# BRIEF
Copy every entry exactly as given, minus the images.

# PROVIDED INFORMATION
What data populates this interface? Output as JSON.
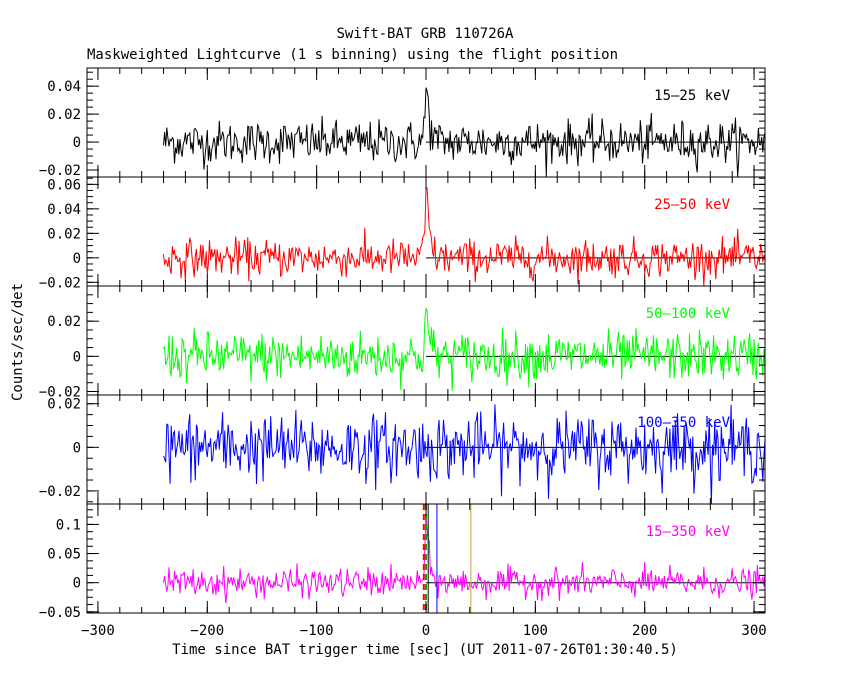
{
  "chart_data": {
    "type": "line",
    "title": "Swift-BAT GRB 110726A",
    "subtitle": "Maskweighted Lightcurve (1 s binning) using the flight position",
    "xlabel": "Time since BAT trigger time [sec] (UT 2011-07-26T01:30:40.5)",
    "ylabel": "Counts/sec/det",
    "xlim": [
      -310,
      310
    ],
    "x_ticks": [
      -300,
      -200,
      -100,
      0,
      100,
      200,
      300
    ],
    "x_tick_labels": [
      "−300",
      "−200",
      "−100",
      "0",
      "100",
      "200",
      "300"
    ],
    "data_x_range": [
      -240,
      310
    ],
    "peak_time": 0,
    "grid": false,
    "panels": [
      {
        "name": "15–25 keV",
        "color": "#000000",
        "ylim": [
          -0.025,
          0.053
        ],
        "y_ticks": [
          -0.02,
          0,
          0.02,
          0.04
        ],
        "y_tick_labels": [
          "−0.02",
          "0",
          "0.02",
          "0.04"
        ],
        "noise_sigma": 0.0075,
        "peak": 0.045
      },
      {
        "name": "25–50 keV",
        "color": "#ff0000",
        "ylim": [
          -0.023,
          0.066
        ],
        "y_ticks": [
          -0.02,
          0,
          0.02,
          0.04,
          0.06
        ],
        "y_tick_labels": [
          "−0.02",
          "0",
          "0.02",
          "0.04",
          "0.06"
        ],
        "noise_sigma": 0.0075,
        "peak": 0.063
      },
      {
        "name": "50–100 keV",
        "color": "#00ff00",
        "ylim": [
          -0.022,
          0.04
        ],
        "y_ticks": [
          -0.02,
          0,
          0.02
        ],
        "y_tick_labels": [
          "−0.02",
          "0",
          "0.02"
        ],
        "noise_sigma": 0.0068,
        "peak": 0.03
      },
      {
        "name": "100–350 keV",
        "color": "#0000ff",
        "ylim": [
          -0.026,
          0.024
        ],
        "y_ticks": [
          -0.02,
          0,
          0.02
        ],
        "y_tick_labels": [
          "−0.02",
          "0",
          "0.02"
        ],
        "noise_sigma": 0.0075,
        "peak": 0
      },
      {
        "name": "15–350 keV",
        "color": "#ff00ff",
        "ylim": [
          -0.052,
          0.135
        ],
        "y_ticks": [
          -0.05,
          0,
          0.05,
          0.1
        ],
        "y_tick_labels": [
          "−0.05",
          "0",
          "0.05",
          "0.1"
        ],
        "noise_sigma": 0.012,
        "peak": 0.11
      }
    ],
    "vertical_markers": [
      {
        "x": -2,
        "color": "#ff0000",
        "style": "dashed"
      },
      {
        "x": 0,
        "color": "#00aa00",
        "style": "dashed"
      },
      {
        "x": 2,
        "color": "#000000",
        "style": "solid"
      },
      {
        "x": 10,
        "color": "#0000ff",
        "style": "solid"
      },
      {
        "x": 41,
        "color": "#c8a040",
        "style": "solid"
      }
    ]
  }
}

# WRITTEN RESPONSE
What data populates this interface? Output as JSON.
{
  "chart_data": {
    "type": "line",
    "title": "Swift-BAT GRB 110726A",
    "subtitle": "Maskweighted Lightcurve (1 s binning) using the flight position",
    "xlabel": "Time since BAT trigger time [sec] (UT 2011-07-26T01:30:40.5)",
    "ylabel": "Counts/sec/det",
    "xlim": [
      -310,
      310
    ],
    "x_ticks": [
      -300,
      -200,
      -100,
      0,
      100,
      200,
      300
    ],
    "x_tick_labels": [
      "−300",
      "−200",
      "−100",
      "0",
      "100",
      "200",
      "300"
    ],
    "data_x_range": [
      -240,
      310
    ],
    "peak_time": 0,
    "grid": false,
    "panels": [
      {
        "name": "15–25 keV",
        "color": "#000000",
        "ylim": [
          -0.025,
          0.053
        ],
        "y_ticks": [
          -0.02,
          0,
          0.02,
          0.04
        ],
        "y_tick_labels": [
          "−0.02",
          "0",
          "0.02",
          "0.04"
        ],
        "noise_sigma": 0.0075,
        "peak": 0.045
      },
      {
        "name": "25–50 keV",
        "color": "#ff0000",
        "ylim": [
          -0.023,
          0.066
        ],
        "y_ticks": [
          -0.02,
          0,
          0.02,
          0.04,
          0.06
        ],
        "y_tick_labels": [
          "−0.02",
          "0",
          "0.02",
          "0.04",
          "0.06"
        ],
        "noise_sigma": 0.0075,
        "peak": 0.063
      },
      {
        "name": "50–100 keV",
        "color": "#00ff00",
        "ylim": [
          -0.022,
          0.04
        ],
        "y_ticks": [
          -0.02,
          0,
          0.02
        ],
        "y_tick_labels": [
          "−0.02",
          "0",
          "0.02"
        ],
        "noise_sigma": 0.0068,
        "peak": 0.03
      },
      {
        "name": "100–350 keV",
        "color": "#0000ff",
        "ylim": [
          -0.026,
          0.024
        ],
        "y_ticks": [
          -0.02,
          0,
          0.02
        ],
        "y_tick_labels": [
          "−0.02",
          "0",
          "0.02"
        ],
        "noise_sigma": 0.0075,
        "peak": 0
      },
      {
        "name": "15–350 keV",
        "color": "#ff00ff",
        "ylim": [
          -0.052,
          0.135
        ],
        "y_ticks": [
          -0.05,
          0,
          0.05,
          0.1
        ],
        "y_tick_labels": [
          "−0.05",
          "0",
          "0.05",
          "0.1"
        ],
        "noise_sigma": 0.012,
        "peak": 0.11
      }
    ],
    "vertical_markers": [
      {
        "x": -2,
        "color": "#ff0000",
        "style": "dashed"
      },
      {
        "x": 0,
        "color": "#00aa00",
        "style": "dashed"
      },
      {
        "x": 2,
        "color": "#000000",
        "style": "solid"
      },
      {
        "x": 10,
        "color": "#0000ff",
        "style": "solid"
      },
      {
        "x": 41,
        "color": "#c8a040",
        "style": "solid"
      }
    ]
  }
}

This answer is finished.